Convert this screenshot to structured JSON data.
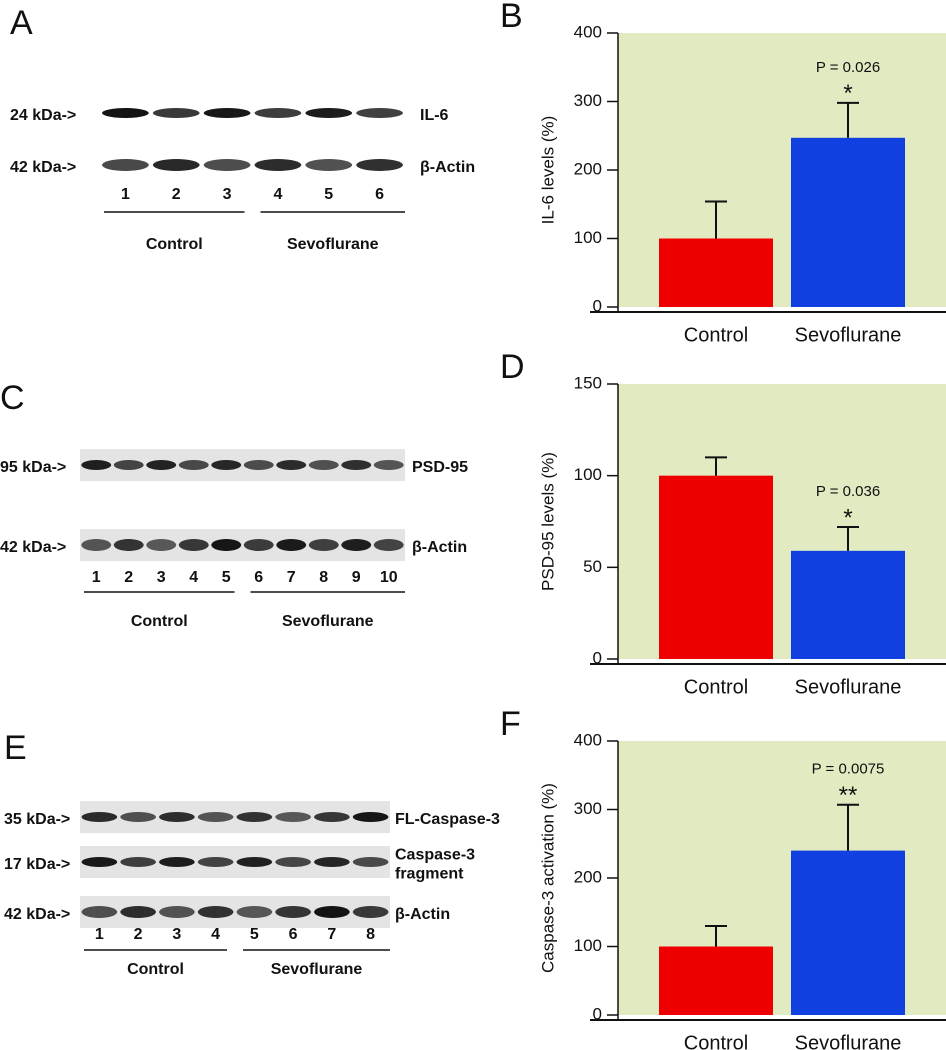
{
  "chart_data": [
    {
      "type": "bar",
      "panel": "B",
      "ylabel": "IL-6 levels (%)",
      "categories": [
        "Control",
        "Sevoflurane"
      ],
      "values": [
        100,
        247
      ],
      "errors": [
        54,
        51
      ],
      "colors": [
        "#ee0000",
        "#1040e0"
      ],
      "background": "#e1eac0",
      "annotation": "P = 0.026",
      "significance": "*",
      "ylim": [
        0,
        400
      ],
      "yticks": [
        0,
        100,
        200,
        300,
        400
      ]
    },
    {
      "type": "bar",
      "panel": "D",
      "ylabel": "PSD-95 levels (%)",
      "categories": [
        "Control",
        "Sevoflurane"
      ],
      "values": [
        100,
        59
      ],
      "errors": [
        10,
        13
      ],
      "colors": [
        "#ee0000",
        "#1040e0"
      ],
      "background": "#e1eac0",
      "annotation": "P = 0.036",
      "significance": "*",
      "ylim": [
        0,
        150
      ],
      "yticks": [
        0,
        50,
        100,
        150
      ]
    },
    {
      "type": "bar",
      "panel": "F",
      "ylabel": "Caspase-3 activation (%)",
      "categories": [
        "Control",
        "Sevoflurane"
      ],
      "values": [
        100,
        240
      ],
      "errors": [
        30,
        67
      ],
      "colors": [
        "#ee0000",
        "#1040e0"
      ],
      "background": "#e1eac0",
      "annotation": "P = 0.0075",
      "significance": "**",
      "ylim": [
        0,
        400
      ],
      "yticks": [
        0,
        100,
        200,
        300,
        400
      ]
    }
  ],
  "blots": [
    {
      "panel": "A",
      "markers": [
        {
          "label": "24 kDa->",
          "protein": [
            "IL-6"
          ]
        },
        {
          "label": "42 kDa->",
          "protein": [
            "β-Actin"
          ]
        }
      ],
      "lanes": [
        1,
        2,
        3,
        4,
        5,
        6
      ],
      "groups": [
        "Control",
        "Sevoflurane"
      ]
    },
    {
      "panel": "C",
      "markers": [
        {
          "label": "95 kDa->",
          "protein": [
            "PSD-95"
          ]
        },
        {
          "label": "42 kDa->",
          "protein": [
            "β-Actin"
          ]
        }
      ],
      "lanes": [
        1,
        2,
        3,
        4,
        5,
        6,
        7,
        8,
        9,
        10
      ],
      "groups": [
        "Control",
        "Sevoflurane"
      ]
    },
    {
      "panel": "E",
      "markers": [
        {
          "label": "35 kDa->",
          "protein": [
            "FL-Caspase-3"
          ]
        },
        {
          "label": "17 kDa->",
          "protein": [
            "Caspase-3",
            "fragment"
          ]
        },
        {
          "label": "42 kDa->",
          "protein": [
            "β-Actin"
          ]
        }
      ],
      "lanes": [
        1,
        2,
        3,
        4,
        5,
        6,
        7,
        8
      ],
      "groups": [
        "Control",
        "Sevoflurane"
      ]
    }
  ]
}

- - - -

**Assignment:**
Gather each line of the records holding the string "Caspase".

**Answer for the task:**
      "ylabel": "Caspase-3 activation (%)",
            "FL-Caspase-3"
            "Caspase-3",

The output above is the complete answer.